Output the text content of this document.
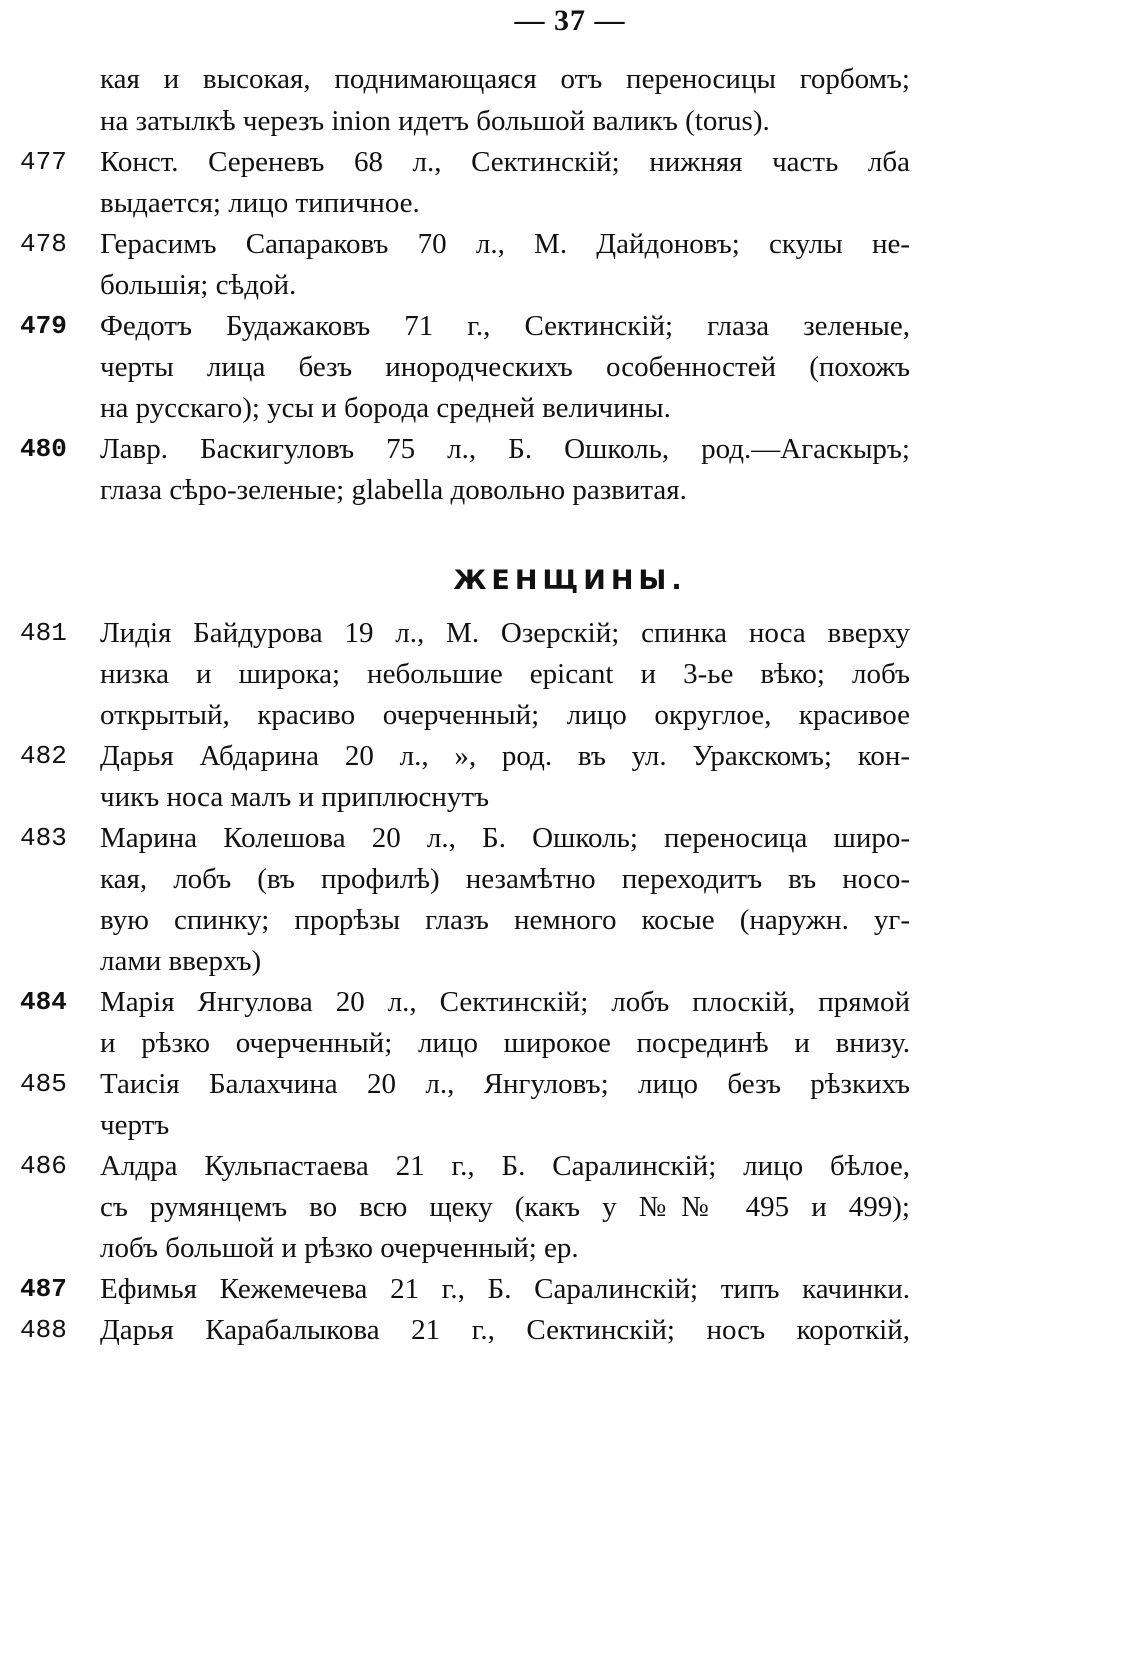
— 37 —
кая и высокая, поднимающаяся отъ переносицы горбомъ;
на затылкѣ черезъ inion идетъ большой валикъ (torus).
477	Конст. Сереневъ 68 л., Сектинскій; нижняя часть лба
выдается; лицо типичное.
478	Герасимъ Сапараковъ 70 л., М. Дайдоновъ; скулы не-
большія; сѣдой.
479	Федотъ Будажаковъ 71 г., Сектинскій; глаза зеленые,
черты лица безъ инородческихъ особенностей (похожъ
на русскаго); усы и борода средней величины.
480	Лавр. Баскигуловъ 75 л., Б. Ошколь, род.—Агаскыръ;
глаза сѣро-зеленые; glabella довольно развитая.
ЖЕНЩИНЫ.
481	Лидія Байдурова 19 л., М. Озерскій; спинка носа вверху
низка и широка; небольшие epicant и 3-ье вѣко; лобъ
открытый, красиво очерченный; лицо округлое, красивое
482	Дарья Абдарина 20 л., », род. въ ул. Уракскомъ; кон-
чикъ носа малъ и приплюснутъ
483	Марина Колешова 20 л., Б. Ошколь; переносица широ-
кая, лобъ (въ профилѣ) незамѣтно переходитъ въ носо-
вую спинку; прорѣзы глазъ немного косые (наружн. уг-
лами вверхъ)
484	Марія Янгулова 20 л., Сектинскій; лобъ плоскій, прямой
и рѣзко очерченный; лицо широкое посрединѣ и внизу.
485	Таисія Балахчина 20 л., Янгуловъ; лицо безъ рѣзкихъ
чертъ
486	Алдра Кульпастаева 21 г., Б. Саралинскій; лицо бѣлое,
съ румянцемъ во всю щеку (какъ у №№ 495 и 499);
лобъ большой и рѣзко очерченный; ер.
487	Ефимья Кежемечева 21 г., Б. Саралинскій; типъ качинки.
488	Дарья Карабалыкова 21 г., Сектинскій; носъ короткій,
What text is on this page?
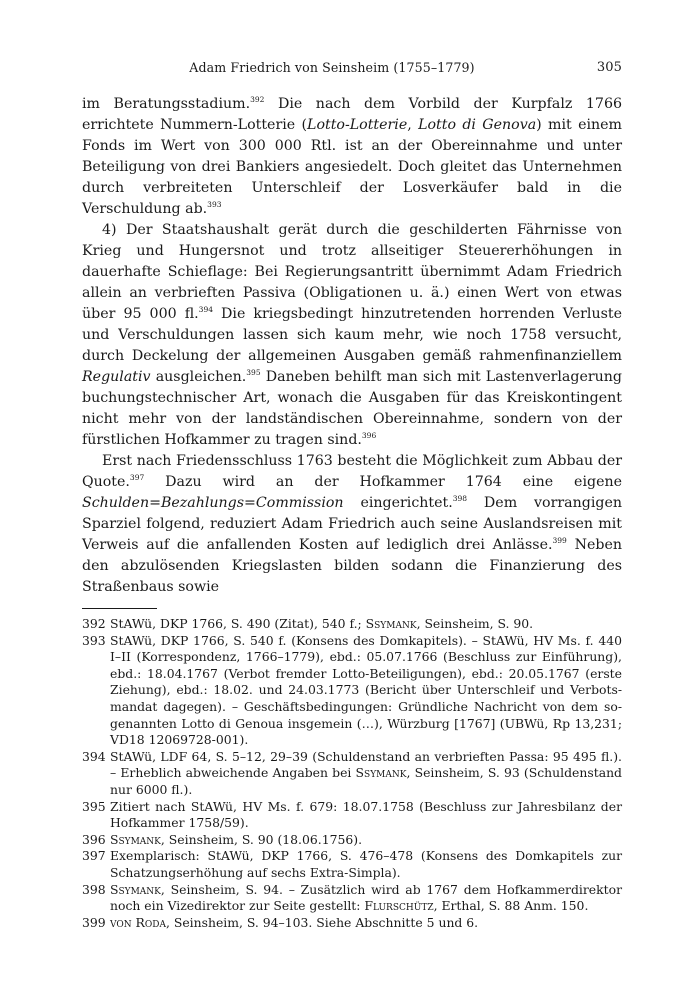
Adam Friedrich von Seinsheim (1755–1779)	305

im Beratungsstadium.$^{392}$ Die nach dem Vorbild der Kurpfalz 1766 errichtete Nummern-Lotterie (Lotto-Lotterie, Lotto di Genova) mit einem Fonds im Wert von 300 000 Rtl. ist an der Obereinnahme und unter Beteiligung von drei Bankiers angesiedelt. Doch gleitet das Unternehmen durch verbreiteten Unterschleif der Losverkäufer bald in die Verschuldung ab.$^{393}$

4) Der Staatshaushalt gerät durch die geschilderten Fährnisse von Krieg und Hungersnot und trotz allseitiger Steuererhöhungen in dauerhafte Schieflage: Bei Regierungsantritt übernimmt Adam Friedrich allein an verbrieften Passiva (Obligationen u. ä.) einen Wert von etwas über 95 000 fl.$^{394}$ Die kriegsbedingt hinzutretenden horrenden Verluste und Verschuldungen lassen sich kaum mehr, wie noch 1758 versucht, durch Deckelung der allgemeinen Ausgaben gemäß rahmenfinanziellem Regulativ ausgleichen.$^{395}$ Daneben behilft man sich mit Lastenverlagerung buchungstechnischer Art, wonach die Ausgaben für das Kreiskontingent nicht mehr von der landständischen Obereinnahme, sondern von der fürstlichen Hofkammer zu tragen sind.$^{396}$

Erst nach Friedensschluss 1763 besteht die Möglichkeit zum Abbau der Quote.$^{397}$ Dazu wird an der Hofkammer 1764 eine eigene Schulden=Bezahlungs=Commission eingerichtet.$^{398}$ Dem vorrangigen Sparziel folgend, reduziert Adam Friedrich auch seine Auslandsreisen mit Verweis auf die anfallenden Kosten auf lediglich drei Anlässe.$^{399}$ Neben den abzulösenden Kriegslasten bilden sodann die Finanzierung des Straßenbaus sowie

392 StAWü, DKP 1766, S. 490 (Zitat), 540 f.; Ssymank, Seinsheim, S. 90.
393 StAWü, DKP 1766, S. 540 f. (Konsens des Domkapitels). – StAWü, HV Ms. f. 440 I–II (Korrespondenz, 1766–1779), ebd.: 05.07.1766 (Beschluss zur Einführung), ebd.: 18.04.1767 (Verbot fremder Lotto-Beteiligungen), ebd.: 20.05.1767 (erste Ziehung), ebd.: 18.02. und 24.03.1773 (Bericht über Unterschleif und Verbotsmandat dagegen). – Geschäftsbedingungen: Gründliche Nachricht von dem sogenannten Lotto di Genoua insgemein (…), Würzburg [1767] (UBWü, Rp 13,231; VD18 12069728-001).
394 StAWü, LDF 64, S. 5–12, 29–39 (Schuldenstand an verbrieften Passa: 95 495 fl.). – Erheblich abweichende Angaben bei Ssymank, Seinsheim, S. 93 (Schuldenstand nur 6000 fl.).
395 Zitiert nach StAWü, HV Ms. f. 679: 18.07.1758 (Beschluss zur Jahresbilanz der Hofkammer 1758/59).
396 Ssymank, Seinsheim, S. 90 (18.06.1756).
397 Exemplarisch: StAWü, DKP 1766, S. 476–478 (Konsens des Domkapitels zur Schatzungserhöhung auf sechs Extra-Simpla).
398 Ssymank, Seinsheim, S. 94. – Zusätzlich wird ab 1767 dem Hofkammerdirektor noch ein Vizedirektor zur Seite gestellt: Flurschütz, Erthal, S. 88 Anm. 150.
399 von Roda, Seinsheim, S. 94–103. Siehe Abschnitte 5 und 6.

▶ Work to do
Can the entries above be repeated exactly, without their pictures?

▶ Correct output
Output the text content of this document.
— 37 —
кая и высокая, поднимающаяся отъ переносицы горбомъ;
на затылкѣ черезъ inion идетъ большой валикъ (torus).
477	Конст. Сереневъ 68 л., Сектинскій; нижняя часть лба
выдается; лицо типичное.
478	Герасимъ Сапараковъ 70 л., М. Дайдоновъ; скулы не-
большія; сѣдой.
479	Федотъ Будажаковъ 71 г., Сектинскій; глаза зеленые,
черты лица безъ инородческихъ особенностей (похожъ
на русскаго); усы и борода средней величины.
480	Лавр. Баскигуловъ 75 л., Б. Ошколь, род.—Агаскыръ;
глаза сѣро-зеленые; glabella довольно развитая.
ЖЕНЩИНЫ.
481	Лидія Байдурова 19 л., М. Озерскій; спинка носа вверху
низка и широка; небольшие epicant и 3-ье вѣко; лобъ
открытый, красиво очерченный; лицо округлое, красивое
482	Дарья Абдарина 20 л., », род. въ ул. Уракскомъ; кон-
чикъ носа малъ и приплюснутъ
483	Марина Колешова 20 л., Б. Ошколь; переносица широ-
кая, лобъ (въ профилѣ) незамѣтно переходитъ въ носо-
вую спинку; прорѣзы глазъ немного косые (наружн. уг-
лами вверхъ)
484	Марія Янгулова 20 л., Сектинскій; лобъ плоскій, прямой
и рѣзко очерченный; лицо широкое посрединѣ и внизу.
485	Таисія Балахчина 20 л., Янгуловъ; лицо безъ рѣзкихъ
чертъ
486	Алдра Кульпастаева 21 г., Б. Саралинскій; лицо бѣлое,
съ румянцемъ во всю щеку (какъ у №№ 495 и 499);
лобъ большой и рѣзко очерченный; ер.
487	Ефимья Кежемечева 21 г., Б. Саралинскій; типъ качинки.
488	Дарья Карабалыкова 21 г., Сектинскій; носъ короткій,
What text is on this page?
Adam Friedrich von Seinsheim (1755–1779)	305

im Beratungsstadium.$^{392}$ Die nach dem Vorbild der Kurpfalz 1766 errichtete Nummern-Lotterie (Lotto-Lotterie, Lotto di Genova) mit einem Fonds im Wert von 300 000 Rtl. ist an der Obereinnahme und unter Beteiligung von drei Bankiers angesiedelt. Doch gleitet das Unternehmen durch verbreiteten Unterschleif der Losverkäufer bald in die Verschuldung ab.$^{393}$

4) Der Staatshaushalt gerät durch die geschilderten Fährnisse von Krieg und Hungersnot und trotz allseitiger Steuererhöhungen in dauerhafte Schieflage: Bei Regierungsantritt übernimmt Adam Friedrich allein an verbrieften Passiva (Obligationen u. ä.) einen Wert von etwas über 95 000 fl.$^{394}$ Die kriegsbedingt hinzutretenden horrenden Verluste und Verschuldungen lassen sich kaum mehr, wie noch 1758 versucht, durch Deckelung der allgemeinen Ausgaben gemäß rahmenfinanziellem Regulativ ausgleichen.$^{395}$ Daneben behilft man sich mit Lastenverlagerung buchungstechnischer Art, wonach die Ausgaben für das Kreiskontingent nicht mehr von der landständischen Obereinnahme, sondern von der fürstlichen Hofkammer zu tragen sind.$^{396}$

Erst nach Friedensschluss 1763 besteht die Möglichkeit zum Abbau der Quote.$^{397}$ Dazu wird an der Hofkammer 1764 eine eigene Schulden=Bezahlungs=Commission eingerichtet.$^{398}$ Dem vorrangigen Sparziel folgend, reduziert Adam Friedrich auch seine Auslandsreisen mit Verweis auf die anfallenden Kosten auf lediglich drei Anlässe.$^{399}$ Neben den abzulösenden Kriegslasten bilden sodann die Finanzierung des Straßenbaus sowie

392 StAWü, DKP 1766, S. 490 (Zitat), 540 f.; Ssymank, Seinsheim, S. 90.
393 StAWü, DKP 1766, S. 540 f. (Konsens des Domkapitels). – StAWü, HV Ms. f. 440 I–II (Korrespondenz, 1766–1779), ebd.: 05.07.1766 (Beschluss zur Einführung), ebd.: 18.04.1767 (Verbot fremder Lotto-Beteiligungen), ebd.: 20.05.1767 (erste Ziehung), ebd.: 18.02. und 24.03.1773 (Bericht über Unterschleif und Verbotsmandat dagegen). – Geschäftsbedingungen: Gründliche Nachricht von dem sogenannten Lotto di Genoua insgemein (…), Würzburg [1767] (UBWü, Rp 13,231; VD18 12069728-001).
394 StAWü, LDF 64, S. 5–12, 29–39 (Schuldenstand an verbrieften Passa: 95 495 fl.). – Erheblich abweichende Angaben bei Ssymank, Seinsheim, S. 93 (Schuldenstand nur 6000 fl.).
395 Zitiert nach StAWü, HV Ms. f. 679: 18.07.1758 (Beschluss zur Jahresbilanz der Hofkammer 1758/59).
396 Ssymank, Seinsheim, S. 90 (18.06.1756).
397 Exemplarisch: StAWü, DKP 1766, S. 476–478 (Konsens des Domkapitels zur Schatzungserhöhung auf sechs Extra-Simpla).
398 Ssymank, Seinsheim, S. 94. – Zusätzlich wird ab 1767 dem Hofkammerdirektor noch ein Vizedirektor zur Seite gestellt: Flurschütz, Erthal, S. 88 Anm. 150.
399 von Roda, Seinsheim, S. 94–103. Siehe Abschnitte 5 und 6.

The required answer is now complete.